Records about charts and figures ▸
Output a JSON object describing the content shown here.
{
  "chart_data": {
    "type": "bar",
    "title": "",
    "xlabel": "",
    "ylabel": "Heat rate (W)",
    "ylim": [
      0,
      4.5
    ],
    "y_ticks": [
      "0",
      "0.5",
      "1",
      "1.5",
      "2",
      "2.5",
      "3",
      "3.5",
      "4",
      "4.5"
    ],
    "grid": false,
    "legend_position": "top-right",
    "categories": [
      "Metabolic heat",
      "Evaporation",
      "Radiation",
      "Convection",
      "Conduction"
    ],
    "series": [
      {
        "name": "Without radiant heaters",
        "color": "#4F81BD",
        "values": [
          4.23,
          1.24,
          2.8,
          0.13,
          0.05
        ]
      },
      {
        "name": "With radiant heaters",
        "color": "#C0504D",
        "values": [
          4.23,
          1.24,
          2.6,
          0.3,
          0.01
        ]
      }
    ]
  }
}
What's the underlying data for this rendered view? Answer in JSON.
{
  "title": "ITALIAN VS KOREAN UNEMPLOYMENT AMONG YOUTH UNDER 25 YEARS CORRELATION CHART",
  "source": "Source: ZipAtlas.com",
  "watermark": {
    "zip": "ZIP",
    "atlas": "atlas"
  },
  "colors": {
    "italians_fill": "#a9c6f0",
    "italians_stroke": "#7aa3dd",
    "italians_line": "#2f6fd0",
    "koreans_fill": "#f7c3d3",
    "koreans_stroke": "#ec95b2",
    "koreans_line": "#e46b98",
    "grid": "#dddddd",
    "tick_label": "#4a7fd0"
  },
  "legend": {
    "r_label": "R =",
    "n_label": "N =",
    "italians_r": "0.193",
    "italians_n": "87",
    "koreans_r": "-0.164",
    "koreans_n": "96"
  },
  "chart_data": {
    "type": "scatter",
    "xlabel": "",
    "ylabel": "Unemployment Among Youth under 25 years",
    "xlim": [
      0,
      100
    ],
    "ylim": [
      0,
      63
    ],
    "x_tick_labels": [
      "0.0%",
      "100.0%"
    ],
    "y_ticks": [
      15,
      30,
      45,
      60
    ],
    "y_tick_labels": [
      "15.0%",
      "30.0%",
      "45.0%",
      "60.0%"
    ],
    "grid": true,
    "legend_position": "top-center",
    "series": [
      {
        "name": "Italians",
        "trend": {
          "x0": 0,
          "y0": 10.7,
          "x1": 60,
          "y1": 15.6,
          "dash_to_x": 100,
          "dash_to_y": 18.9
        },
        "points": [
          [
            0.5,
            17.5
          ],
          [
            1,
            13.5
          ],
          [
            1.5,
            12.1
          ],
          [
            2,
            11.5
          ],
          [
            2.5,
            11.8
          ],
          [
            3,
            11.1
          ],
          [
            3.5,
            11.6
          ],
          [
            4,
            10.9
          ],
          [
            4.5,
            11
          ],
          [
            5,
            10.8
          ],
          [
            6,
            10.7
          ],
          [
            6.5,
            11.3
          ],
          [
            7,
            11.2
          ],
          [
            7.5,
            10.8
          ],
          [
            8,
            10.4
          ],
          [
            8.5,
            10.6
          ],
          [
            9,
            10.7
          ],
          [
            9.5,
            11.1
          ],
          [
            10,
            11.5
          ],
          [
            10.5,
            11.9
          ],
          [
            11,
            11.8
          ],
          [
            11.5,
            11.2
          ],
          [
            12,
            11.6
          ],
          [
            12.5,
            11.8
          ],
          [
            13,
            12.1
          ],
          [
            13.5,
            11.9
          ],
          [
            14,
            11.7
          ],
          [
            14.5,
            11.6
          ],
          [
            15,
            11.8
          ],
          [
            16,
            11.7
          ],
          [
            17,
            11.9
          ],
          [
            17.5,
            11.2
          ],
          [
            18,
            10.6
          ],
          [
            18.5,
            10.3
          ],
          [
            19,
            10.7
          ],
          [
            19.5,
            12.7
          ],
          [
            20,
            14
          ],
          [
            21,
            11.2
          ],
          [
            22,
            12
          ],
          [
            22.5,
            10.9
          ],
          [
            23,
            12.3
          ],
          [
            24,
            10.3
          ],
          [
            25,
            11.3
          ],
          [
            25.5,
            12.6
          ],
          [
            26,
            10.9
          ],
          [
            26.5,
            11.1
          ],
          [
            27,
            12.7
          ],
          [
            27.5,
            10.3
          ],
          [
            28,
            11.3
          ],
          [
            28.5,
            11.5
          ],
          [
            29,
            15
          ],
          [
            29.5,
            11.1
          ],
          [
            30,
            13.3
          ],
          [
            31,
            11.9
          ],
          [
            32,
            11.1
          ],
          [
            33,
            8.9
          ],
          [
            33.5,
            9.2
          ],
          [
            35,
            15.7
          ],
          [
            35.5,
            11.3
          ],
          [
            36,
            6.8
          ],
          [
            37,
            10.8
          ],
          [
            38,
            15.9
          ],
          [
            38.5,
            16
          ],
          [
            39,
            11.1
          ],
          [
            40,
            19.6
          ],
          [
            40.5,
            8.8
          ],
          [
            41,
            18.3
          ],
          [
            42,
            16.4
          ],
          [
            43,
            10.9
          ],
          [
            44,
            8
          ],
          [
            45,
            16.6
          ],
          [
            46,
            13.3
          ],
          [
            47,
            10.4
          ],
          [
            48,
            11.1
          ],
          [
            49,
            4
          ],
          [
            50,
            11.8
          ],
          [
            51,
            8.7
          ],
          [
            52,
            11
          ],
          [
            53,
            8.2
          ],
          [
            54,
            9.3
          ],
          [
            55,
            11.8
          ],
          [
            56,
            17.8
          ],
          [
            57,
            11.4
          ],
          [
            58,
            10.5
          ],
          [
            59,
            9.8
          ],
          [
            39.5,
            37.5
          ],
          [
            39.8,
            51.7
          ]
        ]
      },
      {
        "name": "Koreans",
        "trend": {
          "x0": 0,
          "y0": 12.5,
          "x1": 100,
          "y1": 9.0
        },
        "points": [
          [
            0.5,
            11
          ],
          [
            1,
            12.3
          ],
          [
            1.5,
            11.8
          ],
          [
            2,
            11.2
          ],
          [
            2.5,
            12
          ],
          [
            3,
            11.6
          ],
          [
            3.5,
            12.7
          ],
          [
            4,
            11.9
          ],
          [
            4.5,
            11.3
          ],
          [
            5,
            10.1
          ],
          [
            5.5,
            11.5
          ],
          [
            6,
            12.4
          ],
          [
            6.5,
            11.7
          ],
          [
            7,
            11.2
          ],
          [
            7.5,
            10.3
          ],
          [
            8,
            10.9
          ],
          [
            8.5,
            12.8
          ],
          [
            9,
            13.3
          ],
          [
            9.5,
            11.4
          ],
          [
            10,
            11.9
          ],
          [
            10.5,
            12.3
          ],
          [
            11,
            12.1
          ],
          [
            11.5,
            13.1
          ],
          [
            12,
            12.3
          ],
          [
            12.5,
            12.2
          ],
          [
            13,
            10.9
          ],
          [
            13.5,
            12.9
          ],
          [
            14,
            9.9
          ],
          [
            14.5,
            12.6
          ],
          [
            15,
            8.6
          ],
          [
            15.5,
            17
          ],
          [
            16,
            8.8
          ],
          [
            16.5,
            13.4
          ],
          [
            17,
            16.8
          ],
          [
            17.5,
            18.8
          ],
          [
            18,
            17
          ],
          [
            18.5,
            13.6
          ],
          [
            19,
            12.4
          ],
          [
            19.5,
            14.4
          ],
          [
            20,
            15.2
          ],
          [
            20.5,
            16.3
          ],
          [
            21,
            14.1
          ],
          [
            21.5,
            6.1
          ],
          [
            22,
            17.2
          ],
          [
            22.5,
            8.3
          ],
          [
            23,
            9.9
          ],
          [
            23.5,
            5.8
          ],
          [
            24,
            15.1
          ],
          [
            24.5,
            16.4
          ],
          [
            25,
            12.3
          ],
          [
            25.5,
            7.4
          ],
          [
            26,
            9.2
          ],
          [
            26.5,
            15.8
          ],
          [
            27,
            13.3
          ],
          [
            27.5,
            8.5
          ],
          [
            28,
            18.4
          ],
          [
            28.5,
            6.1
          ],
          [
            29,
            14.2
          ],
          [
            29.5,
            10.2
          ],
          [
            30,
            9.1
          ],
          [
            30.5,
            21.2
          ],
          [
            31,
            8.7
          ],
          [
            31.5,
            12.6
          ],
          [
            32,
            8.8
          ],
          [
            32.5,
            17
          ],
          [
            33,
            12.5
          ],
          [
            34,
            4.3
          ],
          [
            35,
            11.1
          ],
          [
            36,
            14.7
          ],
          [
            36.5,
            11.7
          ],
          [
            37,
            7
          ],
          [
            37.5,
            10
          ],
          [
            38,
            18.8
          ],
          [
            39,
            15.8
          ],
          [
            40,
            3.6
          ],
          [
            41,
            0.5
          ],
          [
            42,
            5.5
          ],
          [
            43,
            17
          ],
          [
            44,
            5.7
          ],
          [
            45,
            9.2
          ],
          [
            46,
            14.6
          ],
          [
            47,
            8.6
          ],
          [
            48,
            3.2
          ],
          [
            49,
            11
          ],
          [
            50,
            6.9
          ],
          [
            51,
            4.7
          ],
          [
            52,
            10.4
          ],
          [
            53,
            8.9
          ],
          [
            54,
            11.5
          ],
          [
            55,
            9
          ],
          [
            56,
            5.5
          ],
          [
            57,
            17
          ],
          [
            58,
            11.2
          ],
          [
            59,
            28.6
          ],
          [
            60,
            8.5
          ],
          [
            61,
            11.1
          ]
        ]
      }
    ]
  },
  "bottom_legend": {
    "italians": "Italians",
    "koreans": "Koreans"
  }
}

WRITTEN TASK ▸ Write out every line of the listing that holds the word "ylabel".

IN RESPONSE ▸
    "ylabel": "Heat rate (W)",
    "ylabel": "Unemployment Among Youth under 25 years",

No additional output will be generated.